Task prompt. The response must consist of each line in the listing that has the word "elements" in it.

Available records.
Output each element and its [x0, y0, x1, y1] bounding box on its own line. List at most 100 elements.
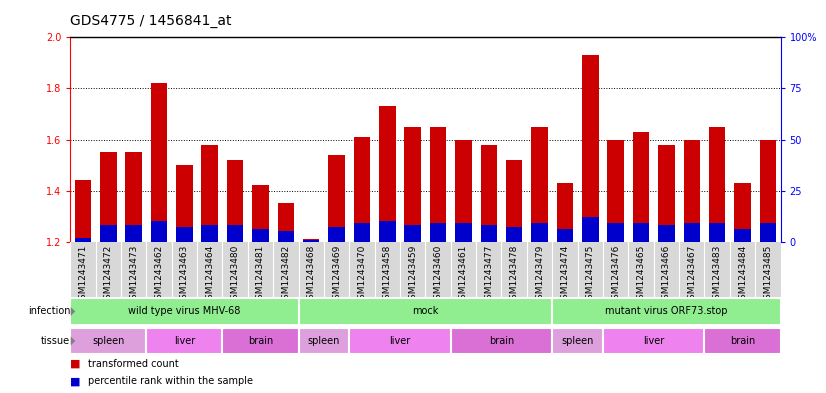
Bar	[658, 225, 675, 242]
Bar	[379, 221, 396, 242]
Text: wild type virus MHV-68: wild type virus MHV-68	[128, 307, 240, 316]
Bar	[705, 328, 781, 354]
Bar	[430, 223, 446, 242]
Bar	[603, 328, 705, 354]
Text: GSM1243466: GSM1243466	[662, 244, 671, 305]
Bar	[70, 328, 146, 354]
Text: GSM1243476: GSM1243476	[611, 244, 620, 305]
Bar	[481, 145, 497, 242]
Text: GSM1243464: GSM1243464	[205, 244, 214, 305]
Bar	[151, 83, 167, 242]
Bar	[100, 225, 116, 242]
Text: GSM1243479: GSM1243479	[535, 244, 544, 305]
Text: GSM1243477: GSM1243477	[484, 244, 493, 305]
Bar	[684, 140, 700, 242]
Bar	[607, 223, 624, 242]
Bar	[252, 185, 268, 242]
Text: spleen: spleen	[562, 336, 594, 346]
Bar	[329, 228, 344, 242]
Text: GSM1243467: GSM1243467	[687, 244, 696, 305]
Text: liver: liver	[389, 336, 411, 346]
Bar	[557, 230, 573, 242]
Text: GDS4775 / 1456841_at: GDS4775 / 1456841_at	[70, 13, 232, 28]
Bar	[734, 183, 751, 242]
Bar	[74, 238, 91, 242]
Bar	[709, 127, 725, 242]
Text: percentile rank within the sample: percentile rank within the sample	[88, 376, 254, 386]
Bar	[760, 223, 776, 242]
Bar	[146, 328, 222, 354]
Bar	[506, 160, 522, 242]
Bar	[227, 160, 244, 242]
Bar	[278, 204, 294, 242]
Bar	[506, 228, 522, 242]
Polygon shape	[71, 307, 75, 316]
Text: tissue: tissue	[41, 336, 70, 346]
Bar	[349, 328, 451, 354]
Text: GSM1243478: GSM1243478	[510, 244, 519, 305]
Text: liver: liver	[173, 336, 195, 346]
Bar	[126, 152, 142, 242]
Bar	[430, 127, 446, 242]
Bar	[176, 228, 192, 242]
Text: brain: brain	[248, 336, 273, 346]
Bar	[582, 217, 599, 242]
Bar	[557, 183, 573, 242]
Text: spleen: spleen	[308, 336, 340, 346]
Polygon shape	[71, 336, 75, 345]
Text: GSM1243463: GSM1243463	[180, 244, 189, 305]
Bar	[553, 298, 781, 325]
Bar	[151, 221, 167, 242]
Bar	[405, 127, 421, 242]
Text: GSM1243462: GSM1243462	[154, 244, 164, 305]
Bar	[202, 225, 218, 242]
Text: GSM1243469: GSM1243469	[332, 244, 341, 305]
Bar	[760, 140, 776, 242]
Text: GSM1243484: GSM1243484	[738, 244, 747, 305]
Text: GSM1243475: GSM1243475	[586, 244, 595, 305]
Bar	[734, 230, 751, 242]
Text: GSM1243459: GSM1243459	[408, 244, 417, 305]
Text: mock: mock	[412, 307, 439, 316]
Text: infection: infection	[28, 307, 70, 316]
Bar	[227, 225, 244, 242]
Text: GSM1243471: GSM1243471	[78, 244, 88, 305]
Bar	[709, 223, 725, 242]
Bar	[252, 230, 268, 242]
Bar	[684, 223, 700, 242]
Bar	[354, 223, 370, 242]
Text: ■: ■	[70, 358, 81, 369]
Bar	[481, 225, 497, 242]
Text: liver: liver	[643, 336, 664, 346]
Text: GSM1243465: GSM1243465	[637, 244, 646, 305]
Bar	[176, 165, 192, 242]
Bar	[455, 140, 472, 242]
Text: GSM1243458: GSM1243458	[382, 244, 392, 305]
Text: GSM1243480: GSM1243480	[230, 244, 240, 305]
Bar	[633, 223, 649, 242]
Text: brain: brain	[489, 336, 514, 346]
Bar	[379, 106, 396, 242]
Bar	[126, 225, 142, 242]
Bar	[298, 298, 553, 325]
Bar	[100, 152, 116, 242]
Bar	[202, 145, 218, 242]
Bar	[582, 55, 599, 242]
Bar	[405, 225, 421, 242]
Bar	[633, 132, 649, 242]
Bar	[531, 223, 548, 242]
Text: transformed count: transformed count	[88, 358, 179, 369]
Text: brain: brain	[730, 336, 755, 346]
Bar	[303, 239, 320, 242]
Bar	[70, 298, 298, 325]
Bar	[74, 180, 91, 242]
Bar	[278, 231, 294, 242]
Text: GSM1243460: GSM1243460	[434, 244, 443, 305]
Text: spleen: spleen	[92, 336, 125, 346]
Bar	[607, 140, 624, 242]
Text: GSM1243461: GSM1243461	[459, 244, 468, 305]
Text: GSM1243470: GSM1243470	[358, 244, 367, 305]
Bar	[451, 328, 553, 354]
Text: GSM1243473: GSM1243473	[129, 244, 138, 305]
Text: GSM1243482: GSM1243482	[282, 244, 291, 305]
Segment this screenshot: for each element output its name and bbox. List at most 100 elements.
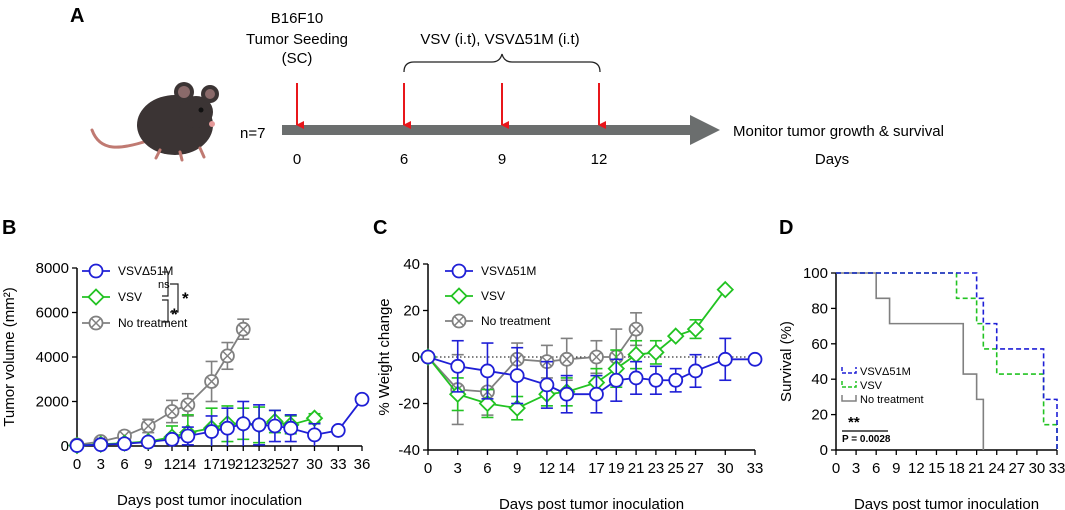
x-tick-label: 30: [306, 456, 323, 473]
panel-b-letter: B: [2, 217, 16, 239]
data-point-circle: [220, 420, 235, 436]
x-tick-label: 0: [73, 456, 81, 473]
survival-curve-vsv: [836, 272, 1058, 450]
y-tick-label: 40: [811, 371, 828, 388]
x-tick-label: 27: [1008, 460, 1025, 477]
data-point-circle: [688, 363, 703, 379]
y-tick-label: 0: [61, 438, 69, 455]
data-point-circle: [330, 423, 346, 438]
x-tick-label: 17: [588, 460, 605, 477]
data-point-diamond: [450, 287, 468, 305]
x-axis-label: Days post tumor inoculation: [117, 492, 302, 509]
x-tick-label: 25: [267, 456, 284, 473]
data-point-circle: [180, 428, 196, 444]
series-vsv-51m: [420, 337, 763, 414]
legend-label: No treatment: [860, 394, 924, 406]
mouse-icon: [90, 82, 219, 162]
legend-label: VSVΔ51M: [481, 264, 536, 278]
x-tick-label: 12: [908, 460, 925, 477]
data-point-diamond: [478, 394, 497, 413]
x-axis-label: Days post tumor inoculation: [499, 496, 684, 510]
bracket-ns: [162, 271, 169, 297]
n-label: n=7: [240, 125, 265, 142]
x-tick-label: 24: [988, 460, 1005, 477]
data-point-circle: [235, 416, 251, 432]
panel-c-letter: C: [373, 217, 387, 239]
treatment-label: VSV (i.t), VSVΔ51M (i.t): [420, 31, 579, 48]
significance-brackets: ns **: [158, 271, 189, 324]
data-point-circle: [164, 431, 180, 447]
panel-d-letter: D: [779, 217, 793, 239]
significance-ns: ns: [158, 279, 170, 291]
data-point-circle: [480, 363, 495, 379]
p-value-label: P = 0.0028: [842, 434, 891, 445]
significance-stars: **: [848, 414, 860, 431]
data-point-cross: [182, 399, 193, 410]
legend: VSVΔ51M VSV No treatment: [841, 366, 924, 406]
legend-line: [841, 367, 857, 374]
x-axis-label: Days post tumor inoculation: [854, 496, 1039, 510]
legend-label: No treatment: [118, 316, 188, 330]
x-tick-label: 9: [513, 460, 521, 477]
x-tick-label: 9: [144, 456, 152, 473]
data-point-circle: [539, 377, 555, 393]
data-point-circle: [204, 424, 219, 439]
data-point-circle: [450, 358, 466, 374]
x-tick-label: 33: [747, 460, 764, 477]
series-vsv-51m: [69, 391, 370, 453]
series-vsv: [419, 280, 735, 421]
data-point-circle: [267, 418, 283, 434]
legend: VSVΔ51M VSV No treatment: [445, 263, 551, 329]
legend-line: [841, 381, 857, 388]
x-tick-label: 17: [203, 456, 220, 473]
data-point-circle: [648, 372, 664, 388]
data-point-cross: [561, 354, 572, 365]
x-tick-label: 33: [330, 456, 347, 473]
y-axis-label: Tumor volume (mm²): [1, 287, 18, 426]
data-point-circle: [354, 391, 370, 407]
data-point-cross: [238, 324, 249, 335]
legend-label: VSV: [860, 380, 883, 392]
bracket-vsv-vs-nt: [162, 299, 169, 323]
x-tick-label: 21: [628, 460, 645, 477]
x-tick-label: 3: [454, 460, 462, 477]
timeline-day-label: 0: [293, 151, 301, 168]
legend-label: VSV: [481, 289, 505, 303]
data-point-circle: [420, 349, 436, 365]
data-point-cross: [591, 351, 602, 363]
data-point-circle: [283, 420, 299, 436]
data-point-circle: [88, 263, 104, 279]
legend-label: VSVΔ51M: [118, 264, 173, 278]
y-tick-label: 8000: [36, 260, 69, 277]
legend-line: [841, 395, 857, 402]
data-point-circle: [628, 370, 644, 386]
y-tick-label: -40: [398, 442, 420, 459]
x-tick-label: 0: [424, 460, 432, 477]
significance-star: *: [171, 305, 178, 324]
y-axis-label: % Weight change: [376, 298, 393, 415]
panel-a-letter: A: [70, 5, 84, 27]
x-tick-label: 36: [354, 456, 371, 473]
x-tick-label: 3: [97, 456, 105, 473]
y-tick-label: 60: [811, 336, 828, 353]
panel-a: A B16F10 Tumor Seeding (SC) VSV (i.t), V…: [70, 5, 944, 168]
x-tick-label: 27: [282, 456, 299, 473]
x-tick-label: 30: [717, 460, 734, 477]
y-tick-label: 80: [811, 300, 828, 317]
timeline-bar: [282, 125, 692, 135]
data-point-diamond: [87, 288, 105, 306]
days-label: Days: [815, 151, 849, 168]
y-tick-label: 0: [820, 442, 828, 459]
panel-c-chart: -40 -20 0 20 40 0 3 6 9 12 14 17 19 21 23 25 27 30 33 Days …: [376, 256, 763, 510]
data-point-diamond: [627, 345, 645, 364]
x-tick-label: 9: [892, 460, 900, 477]
x-tick-label: 21: [968, 460, 985, 477]
y-tick-label: 4000: [36, 349, 69, 366]
data-point-cross: [166, 406, 178, 417]
data-point-diamond: [716, 280, 735, 299]
data-point-diamond: [508, 399, 526, 417]
x-tick-label: 15: [928, 460, 945, 477]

Task result.
Output each element and its [x0, y0, x1, y1] bounding box on its own line. List at most 100 elements.
Segment this screenshot: for each element output its name and bbox. List at most 100 elements.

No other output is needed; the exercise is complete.